## TASK OBJECTIVE:
Pull out every line below that contains the word "close".

## ENTRIES PROVIDED:
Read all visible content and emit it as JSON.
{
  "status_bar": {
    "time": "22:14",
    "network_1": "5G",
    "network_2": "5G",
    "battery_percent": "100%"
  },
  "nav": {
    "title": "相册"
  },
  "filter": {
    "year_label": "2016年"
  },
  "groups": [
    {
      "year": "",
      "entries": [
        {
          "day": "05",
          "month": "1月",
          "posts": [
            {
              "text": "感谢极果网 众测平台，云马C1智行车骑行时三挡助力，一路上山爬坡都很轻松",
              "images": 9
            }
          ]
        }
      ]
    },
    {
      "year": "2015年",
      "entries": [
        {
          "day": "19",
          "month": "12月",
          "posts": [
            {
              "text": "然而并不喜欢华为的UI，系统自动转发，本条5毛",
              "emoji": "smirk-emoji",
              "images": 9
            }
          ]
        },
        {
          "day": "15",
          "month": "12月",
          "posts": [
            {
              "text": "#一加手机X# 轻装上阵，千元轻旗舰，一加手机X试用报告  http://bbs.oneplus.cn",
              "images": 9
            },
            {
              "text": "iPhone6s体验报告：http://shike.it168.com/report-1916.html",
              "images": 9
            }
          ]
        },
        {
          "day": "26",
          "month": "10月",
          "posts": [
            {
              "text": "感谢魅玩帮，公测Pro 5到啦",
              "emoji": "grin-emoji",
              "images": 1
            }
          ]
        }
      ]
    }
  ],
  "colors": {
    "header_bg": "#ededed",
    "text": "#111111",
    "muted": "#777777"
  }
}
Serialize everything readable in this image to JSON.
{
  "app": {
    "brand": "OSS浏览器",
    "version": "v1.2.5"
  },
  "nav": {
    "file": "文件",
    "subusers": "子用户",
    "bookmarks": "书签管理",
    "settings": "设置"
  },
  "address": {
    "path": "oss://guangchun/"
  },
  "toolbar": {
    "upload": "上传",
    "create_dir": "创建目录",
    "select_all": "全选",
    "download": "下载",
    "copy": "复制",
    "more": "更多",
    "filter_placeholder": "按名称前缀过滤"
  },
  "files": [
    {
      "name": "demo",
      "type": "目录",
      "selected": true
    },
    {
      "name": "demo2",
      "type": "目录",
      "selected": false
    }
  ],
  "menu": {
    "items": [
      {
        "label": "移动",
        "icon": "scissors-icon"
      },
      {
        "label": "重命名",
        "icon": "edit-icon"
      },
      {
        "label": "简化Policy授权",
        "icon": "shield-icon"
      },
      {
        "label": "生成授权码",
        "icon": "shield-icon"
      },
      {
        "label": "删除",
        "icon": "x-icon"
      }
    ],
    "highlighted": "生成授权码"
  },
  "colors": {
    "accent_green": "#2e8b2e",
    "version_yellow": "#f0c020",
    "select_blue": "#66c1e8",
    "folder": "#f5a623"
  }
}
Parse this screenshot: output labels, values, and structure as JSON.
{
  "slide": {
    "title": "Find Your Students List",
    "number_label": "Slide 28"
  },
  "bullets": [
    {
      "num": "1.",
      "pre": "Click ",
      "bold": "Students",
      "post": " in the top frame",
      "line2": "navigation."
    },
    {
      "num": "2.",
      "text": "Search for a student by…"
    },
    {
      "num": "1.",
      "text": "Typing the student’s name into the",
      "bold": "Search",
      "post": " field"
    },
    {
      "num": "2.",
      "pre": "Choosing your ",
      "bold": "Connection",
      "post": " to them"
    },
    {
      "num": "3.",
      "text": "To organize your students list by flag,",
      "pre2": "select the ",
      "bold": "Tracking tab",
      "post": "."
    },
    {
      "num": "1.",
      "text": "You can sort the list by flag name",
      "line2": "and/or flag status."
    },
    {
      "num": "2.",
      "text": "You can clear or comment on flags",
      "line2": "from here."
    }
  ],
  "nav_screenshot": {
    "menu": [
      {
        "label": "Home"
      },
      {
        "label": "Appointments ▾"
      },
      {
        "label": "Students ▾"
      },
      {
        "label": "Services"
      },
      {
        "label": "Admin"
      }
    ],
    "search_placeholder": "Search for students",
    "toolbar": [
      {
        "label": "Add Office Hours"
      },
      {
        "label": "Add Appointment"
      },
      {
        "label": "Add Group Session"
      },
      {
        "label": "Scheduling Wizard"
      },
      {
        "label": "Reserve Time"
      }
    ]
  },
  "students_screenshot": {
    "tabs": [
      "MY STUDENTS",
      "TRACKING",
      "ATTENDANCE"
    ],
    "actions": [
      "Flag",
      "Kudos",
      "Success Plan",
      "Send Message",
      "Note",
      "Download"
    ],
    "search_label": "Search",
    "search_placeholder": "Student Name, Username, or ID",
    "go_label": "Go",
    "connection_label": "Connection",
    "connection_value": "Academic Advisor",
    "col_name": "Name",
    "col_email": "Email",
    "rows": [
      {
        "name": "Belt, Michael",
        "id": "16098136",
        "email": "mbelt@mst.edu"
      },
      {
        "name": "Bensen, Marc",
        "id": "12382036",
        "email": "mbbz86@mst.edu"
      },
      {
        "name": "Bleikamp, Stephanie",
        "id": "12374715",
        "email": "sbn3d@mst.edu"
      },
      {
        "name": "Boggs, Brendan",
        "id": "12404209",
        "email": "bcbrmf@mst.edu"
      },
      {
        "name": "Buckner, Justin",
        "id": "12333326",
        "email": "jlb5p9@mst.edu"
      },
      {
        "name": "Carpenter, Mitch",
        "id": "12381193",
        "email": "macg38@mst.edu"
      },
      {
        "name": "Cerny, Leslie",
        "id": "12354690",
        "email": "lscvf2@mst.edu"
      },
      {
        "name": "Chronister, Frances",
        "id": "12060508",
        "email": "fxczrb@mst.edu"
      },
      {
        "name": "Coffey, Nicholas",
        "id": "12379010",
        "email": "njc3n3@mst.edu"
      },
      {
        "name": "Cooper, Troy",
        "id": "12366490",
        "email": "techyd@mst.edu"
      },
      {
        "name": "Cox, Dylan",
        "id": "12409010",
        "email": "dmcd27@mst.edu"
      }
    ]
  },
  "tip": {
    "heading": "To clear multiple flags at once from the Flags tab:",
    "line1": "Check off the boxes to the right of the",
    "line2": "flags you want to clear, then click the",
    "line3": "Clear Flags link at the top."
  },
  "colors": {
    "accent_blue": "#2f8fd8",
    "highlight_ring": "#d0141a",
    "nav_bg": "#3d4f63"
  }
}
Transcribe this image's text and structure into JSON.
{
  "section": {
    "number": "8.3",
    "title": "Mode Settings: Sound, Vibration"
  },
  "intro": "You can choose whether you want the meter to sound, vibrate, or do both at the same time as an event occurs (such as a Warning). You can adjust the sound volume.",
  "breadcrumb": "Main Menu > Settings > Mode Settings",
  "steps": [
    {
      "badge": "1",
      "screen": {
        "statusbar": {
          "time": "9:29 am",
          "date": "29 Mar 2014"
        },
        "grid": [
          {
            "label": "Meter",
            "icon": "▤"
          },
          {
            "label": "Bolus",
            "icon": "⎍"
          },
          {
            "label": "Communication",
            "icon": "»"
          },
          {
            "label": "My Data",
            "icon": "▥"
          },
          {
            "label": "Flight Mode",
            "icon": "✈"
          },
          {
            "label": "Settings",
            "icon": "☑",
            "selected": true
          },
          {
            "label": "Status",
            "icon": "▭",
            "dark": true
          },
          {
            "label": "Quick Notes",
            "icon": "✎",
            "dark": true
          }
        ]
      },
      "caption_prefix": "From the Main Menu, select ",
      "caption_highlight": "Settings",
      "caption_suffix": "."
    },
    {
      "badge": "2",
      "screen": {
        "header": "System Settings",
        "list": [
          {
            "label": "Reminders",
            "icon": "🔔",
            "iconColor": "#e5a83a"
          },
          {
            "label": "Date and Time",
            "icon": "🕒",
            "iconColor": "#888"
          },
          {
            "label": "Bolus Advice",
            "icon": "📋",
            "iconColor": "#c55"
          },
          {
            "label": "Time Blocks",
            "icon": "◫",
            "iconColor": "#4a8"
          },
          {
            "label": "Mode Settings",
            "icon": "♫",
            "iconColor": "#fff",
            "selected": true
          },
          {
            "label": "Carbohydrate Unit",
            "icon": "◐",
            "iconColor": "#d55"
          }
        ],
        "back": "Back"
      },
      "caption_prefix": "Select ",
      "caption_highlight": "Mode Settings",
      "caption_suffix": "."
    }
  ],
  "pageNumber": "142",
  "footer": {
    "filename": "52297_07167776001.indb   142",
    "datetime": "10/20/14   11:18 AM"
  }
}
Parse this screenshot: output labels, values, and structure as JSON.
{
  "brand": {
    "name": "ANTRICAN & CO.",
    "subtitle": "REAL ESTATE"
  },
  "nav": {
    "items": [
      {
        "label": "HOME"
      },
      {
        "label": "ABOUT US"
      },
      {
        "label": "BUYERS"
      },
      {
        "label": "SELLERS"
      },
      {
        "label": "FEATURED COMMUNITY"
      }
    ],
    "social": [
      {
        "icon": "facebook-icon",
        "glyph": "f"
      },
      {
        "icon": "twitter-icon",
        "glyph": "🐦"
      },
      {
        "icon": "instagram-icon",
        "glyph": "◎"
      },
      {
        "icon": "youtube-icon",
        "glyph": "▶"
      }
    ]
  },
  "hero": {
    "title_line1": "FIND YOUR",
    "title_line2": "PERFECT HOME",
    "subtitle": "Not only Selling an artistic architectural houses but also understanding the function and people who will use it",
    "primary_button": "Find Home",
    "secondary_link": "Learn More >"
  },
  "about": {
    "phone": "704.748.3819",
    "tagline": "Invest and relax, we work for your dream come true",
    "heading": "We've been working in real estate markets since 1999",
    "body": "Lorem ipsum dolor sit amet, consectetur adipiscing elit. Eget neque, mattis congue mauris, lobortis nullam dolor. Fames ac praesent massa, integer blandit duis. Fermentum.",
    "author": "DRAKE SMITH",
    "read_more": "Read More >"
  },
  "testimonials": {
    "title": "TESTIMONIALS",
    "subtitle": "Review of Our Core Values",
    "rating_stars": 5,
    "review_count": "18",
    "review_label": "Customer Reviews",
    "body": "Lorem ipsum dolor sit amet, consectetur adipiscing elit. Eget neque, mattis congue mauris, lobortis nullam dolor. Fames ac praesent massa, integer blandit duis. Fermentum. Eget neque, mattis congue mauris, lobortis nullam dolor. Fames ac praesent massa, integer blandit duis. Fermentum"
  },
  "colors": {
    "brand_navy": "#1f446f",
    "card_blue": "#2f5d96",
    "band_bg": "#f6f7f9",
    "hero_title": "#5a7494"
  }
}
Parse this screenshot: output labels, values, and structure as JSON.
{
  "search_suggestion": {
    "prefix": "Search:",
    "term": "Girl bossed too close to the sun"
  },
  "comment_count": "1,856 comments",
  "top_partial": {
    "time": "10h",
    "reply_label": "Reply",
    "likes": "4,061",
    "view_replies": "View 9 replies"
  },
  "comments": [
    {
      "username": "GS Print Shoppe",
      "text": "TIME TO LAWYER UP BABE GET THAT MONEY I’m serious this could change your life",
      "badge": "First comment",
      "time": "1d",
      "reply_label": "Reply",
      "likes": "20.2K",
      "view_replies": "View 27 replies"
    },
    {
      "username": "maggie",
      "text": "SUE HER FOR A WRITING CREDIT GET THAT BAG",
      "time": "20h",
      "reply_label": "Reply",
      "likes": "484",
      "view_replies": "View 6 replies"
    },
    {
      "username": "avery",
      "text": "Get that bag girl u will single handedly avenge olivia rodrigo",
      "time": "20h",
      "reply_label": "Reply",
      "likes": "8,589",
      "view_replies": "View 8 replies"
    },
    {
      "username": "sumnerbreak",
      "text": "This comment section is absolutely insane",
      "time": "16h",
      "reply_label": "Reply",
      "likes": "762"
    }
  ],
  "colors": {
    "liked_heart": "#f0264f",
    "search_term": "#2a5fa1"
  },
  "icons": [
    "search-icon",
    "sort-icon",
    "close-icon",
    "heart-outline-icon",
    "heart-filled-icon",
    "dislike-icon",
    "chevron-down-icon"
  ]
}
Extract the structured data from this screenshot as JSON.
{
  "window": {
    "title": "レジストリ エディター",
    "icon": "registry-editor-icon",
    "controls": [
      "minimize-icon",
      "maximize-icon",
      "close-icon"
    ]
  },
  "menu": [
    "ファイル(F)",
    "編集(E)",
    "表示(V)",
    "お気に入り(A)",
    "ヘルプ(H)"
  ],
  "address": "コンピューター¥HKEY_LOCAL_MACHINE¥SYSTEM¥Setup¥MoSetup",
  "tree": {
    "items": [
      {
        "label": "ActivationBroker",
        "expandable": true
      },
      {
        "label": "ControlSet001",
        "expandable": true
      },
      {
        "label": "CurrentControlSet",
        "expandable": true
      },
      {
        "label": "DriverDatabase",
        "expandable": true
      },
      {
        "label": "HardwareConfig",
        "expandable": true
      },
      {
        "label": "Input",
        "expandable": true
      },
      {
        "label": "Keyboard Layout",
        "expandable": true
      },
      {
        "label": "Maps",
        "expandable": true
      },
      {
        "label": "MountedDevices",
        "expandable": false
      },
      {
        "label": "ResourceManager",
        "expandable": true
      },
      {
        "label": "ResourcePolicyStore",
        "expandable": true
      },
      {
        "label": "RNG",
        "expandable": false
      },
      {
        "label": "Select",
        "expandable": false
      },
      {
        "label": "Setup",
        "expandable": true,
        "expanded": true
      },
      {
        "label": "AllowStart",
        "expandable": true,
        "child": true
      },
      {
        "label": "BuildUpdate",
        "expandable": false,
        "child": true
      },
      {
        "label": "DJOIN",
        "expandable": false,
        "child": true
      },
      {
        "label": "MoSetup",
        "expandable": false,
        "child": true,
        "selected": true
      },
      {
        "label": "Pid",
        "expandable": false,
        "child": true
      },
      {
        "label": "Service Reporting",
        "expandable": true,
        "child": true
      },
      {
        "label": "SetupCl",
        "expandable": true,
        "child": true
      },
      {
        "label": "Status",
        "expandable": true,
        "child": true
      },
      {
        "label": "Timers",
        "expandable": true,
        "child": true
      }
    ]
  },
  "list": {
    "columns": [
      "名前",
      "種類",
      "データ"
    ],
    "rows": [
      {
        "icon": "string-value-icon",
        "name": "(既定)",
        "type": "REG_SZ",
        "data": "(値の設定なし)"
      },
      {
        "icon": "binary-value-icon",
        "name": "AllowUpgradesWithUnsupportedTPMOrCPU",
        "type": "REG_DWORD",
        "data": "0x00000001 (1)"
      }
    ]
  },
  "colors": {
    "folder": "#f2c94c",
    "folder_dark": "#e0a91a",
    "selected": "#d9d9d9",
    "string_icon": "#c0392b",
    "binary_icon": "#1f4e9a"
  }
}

## CORRECT OUTPUT:
    "term": "Girl bossed too close to the sun"
    "close-icon",
      "close-icon"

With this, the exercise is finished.